-- Start Data excerpts --

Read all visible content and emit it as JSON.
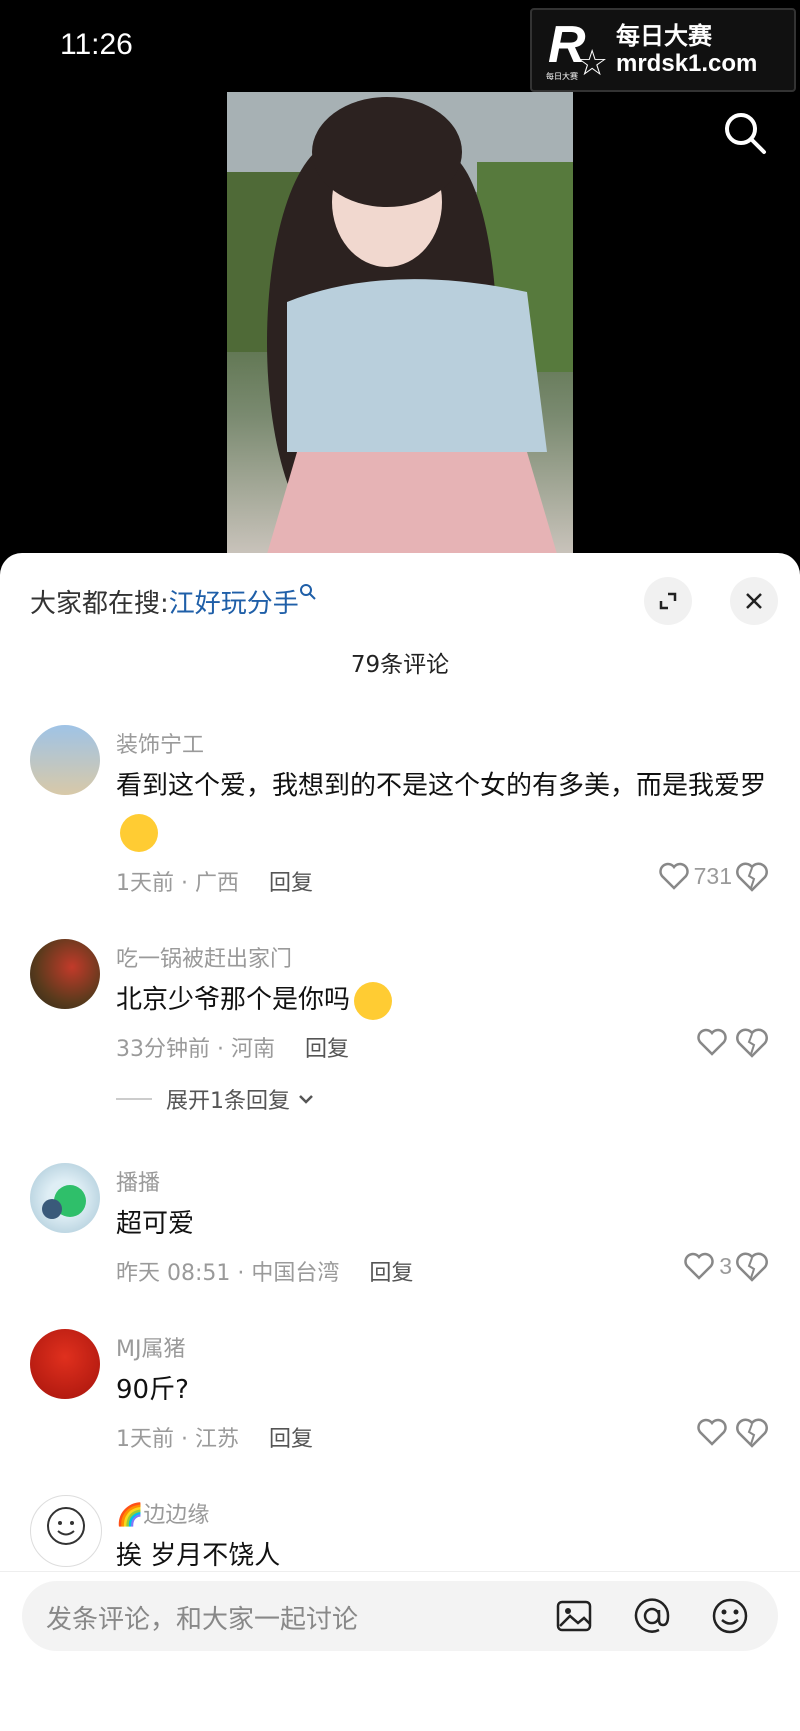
{
  "status": {
    "time": "11:26"
  },
  "watermark": {
    "cn": "每日大赛",
    "en": "mrdsk1.com",
    "badge": "每日大赛"
  },
  "trend": {
    "prefix": "大家都在搜:",
    "keyword": "江好玩分手"
  },
  "comments_count": "79条评论",
  "comments": [
    {
      "username": "装饰宁工",
      "text": "看到这个爱，我想到的不是这个女的有多美，而是我爱罗",
      "meta": "1天前 · 广西",
      "reply": "回复",
      "likes": "731"
    },
    {
      "username": "吃一锅被赶出家门",
      "text": "北京少爷那个是你吗",
      "meta": "33分钟前 · 河南",
      "reply": "回复",
      "likes": "",
      "expand": "展开1条回复"
    },
    {
      "username": "播播",
      "text": "超可爱",
      "meta": "昨天 08:51 · 中国台湾",
      "reply": "回复",
      "likes": "3"
    },
    {
      "username": "MJ属猪",
      "text": "90斤?",
      "meta": "1天前 · 江苏",
      "reply": "回复",
      "likes": ""
    },
    {
      "username": "🌈边边缘",
      "text": "挨 岁月不饶人"
    }
  ],
  "input": {
    "placeholder": "发条评论，和大家一起讨论"
  },
  "colors": {
    "accent": "#1f5fa8",
    "sheet": "#ffffff",
    "top": "#000000"
  }
}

-- End Data excerpts --

▸ Aim of the task
Scan the entries above. Copy each line that has the string "meta".

▸ Answer to this exercise
      "meta": "1天前 · 广西",
      "meta": "33分钟前 · 河南",
      "meta": "昨天 08:51 · 中国台湾",
      "meta": "1天前 · 江苏",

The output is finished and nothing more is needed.